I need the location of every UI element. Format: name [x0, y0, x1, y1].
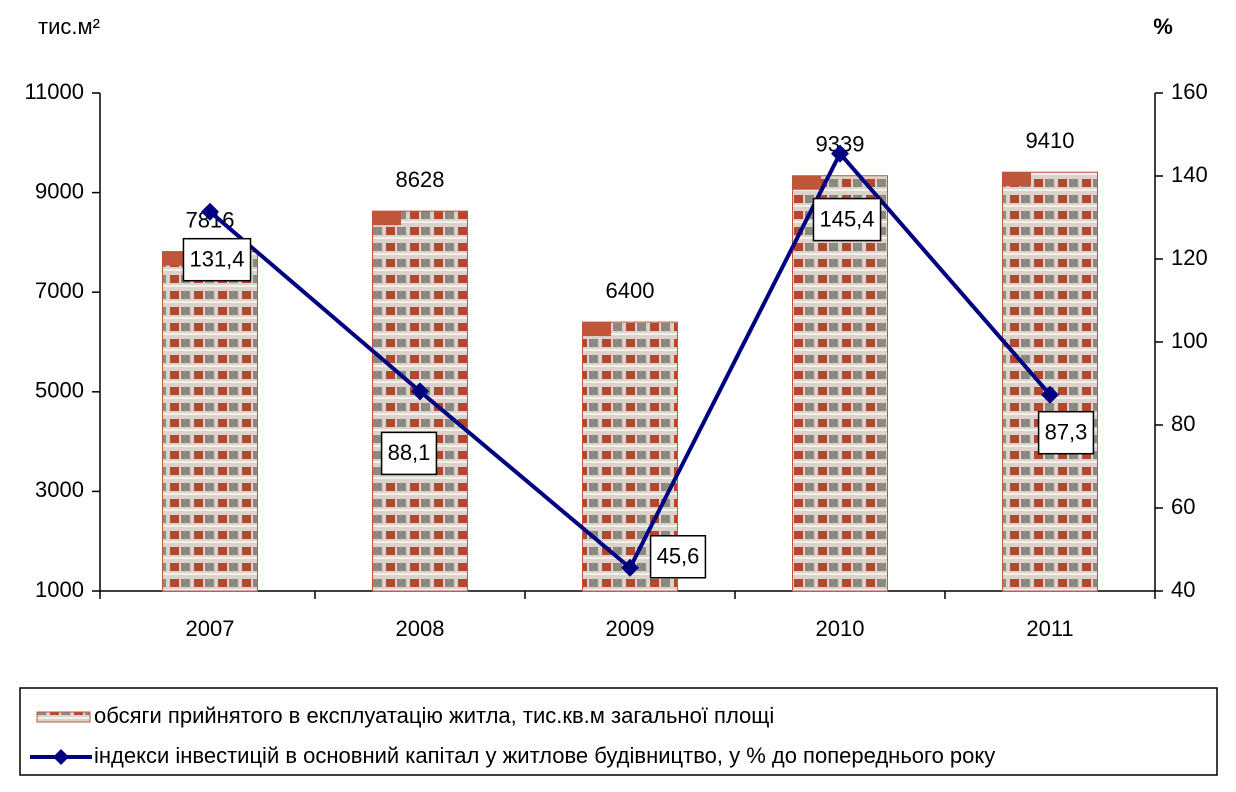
legend-swatch: [36, 711, 91, 723]
bar-value-label: 9410: [1026, 128, 1075, 153]
y-tick-label: 11000: [24, 79, 84, 104]
data-label-box: [812, 197, 882, 242]
y-tick-label: 9000: [35, 178, 84, 203]
y2-tick-label: 120: [1171, 245, 1208, 270]
bar: [792, 175, 888, 592]
bar: [1002, 171, 1098, 592]
data-label: 88,1: [388, 440, 431, 465]
line-marker: [621, 558, 639, 577]
y-tick-label: 7000: [35, 278, 84, 303]
x-tick-label: 2009: [606, 616, 655, 641]
bar: [162, 251, 258, 592]
line-marker: [201, 202, 219, 221]
bar-roof: [1002, 172, 1031, 187]
legend-marker: [53, 749, 69, 765]
data-label: 87,3: [1045, 420, 1088, 445]
line-marker: [831, 144, 849, 163]
x-tick-label: 2010: [816, 616, 865, 641]
legend-box: [19, 687, 1218, 776]
data-label-box: [380, 431, 438, 476]
y2-tick-label: 140: [1171, 162, 1208, 187]
bar-value-label: 6400: [606, 278, 655, 303]
legend-label: обсяги прийнятого в експлуатацію житла, …: [94, 703, 774, 728]
bar-roof: [372, 211, 401, 226]
y-axis-label: тис.м²: [38, 14, 100, 39]
y-tick-label: 1000: [35, 577, 84, 602]
y2-tick-label: 160: [1171, 79, 1208, 104]
x-tick-label: 2007: [186, 616, 235, 641]
bar-value-label: 8628: [396, 167, 445, 192]
data-label: 45,6: [657, 544, 700, 569]
legend-label: індекси інвестицій в основний капітал у …: [94, 743, 995, 768]
data-label-box: [649, 535, 707, 579]
y2-axis-label: %: [1153, 14, 1173, 39]
bar: [372, 210, 468, 592]
line-marker: [1041, 385, 1059, 404]
data-label-box: [182, 237, 252, 282]
y2-tick-label: 40: [1171, 577, 1195, 602]
line-marker: [411, 382, 429, 401]
data-label: 145,4: [819, 206, 874, 231]
y2-tick-label: 100: [1171, 328, 1208, 353]
bar-roof: [582, 322, 611, 337]
y2-tick-label: 60: [1171, 494, 1195, 519]
y2-tick-label: 80: [1171, 411, 1195, 436]
x-tick-label: 2008: [396, 616, 445, 641]
y-tick-label: 5000: [35, 378, 84, 403]
data-label-box: [1037, 410, 1095, 455]
y-tick-label: 3000: [35, 477, 84, 502]
bar-roof: [792, 175, 821, 190]
data-label: 131,4: [189, 247, 244, 272]
x-tick-label: 2011: [1026, 616, 1073, 641]
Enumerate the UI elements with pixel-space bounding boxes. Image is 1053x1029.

=-=-=-=-=

Exercise directions » Copy out, word for word, the lines starting with the one that contains "legend-swatch: [36, 711, 91, 723]" and going on through the one that contains "data-label-box: [380, 431, 438, 476]".

Result of the task »
legend-swatch: [36, 711, 91, 723]
bar-value-label: 9410: [1026, 128, 1075, 153]
y-tick-label: 11000: [24, 79, 84, 104]
data-label-box: [812, 197, 882, 242]
y-tick-label: 9000: [35, 178, 84, 203]
y2-tick-label: 120: [1171, 245, 1208, 270]
bar: [792, 175, 888, 592]
bar: [1002, 171, 1098, 592]
data-label: 88,1: [388, 440, 431, 465]
line-marker: [621, 558, 639, 577]
y-tick-label: 7000: [35, 278, 84, 303]
x-tick-label: 2009: [606, 616, 655, 641]
bar: [162, 251, 258, 592]
line-marker: [201, 202, 219, 221]
bar-roof: [1002, 172, 1031, 187]
legend-marker: [53, 749, 69, 765]
data-label: 87,3: [1045, 420, 1088, 445]
line-marker: [831, 144, 849, 163]
x-tick-label: 2010: [816, 616, 865, 641]
legend-box: [19, 687, 1218, 776]
data-label-box: [380, 431, 438, 476]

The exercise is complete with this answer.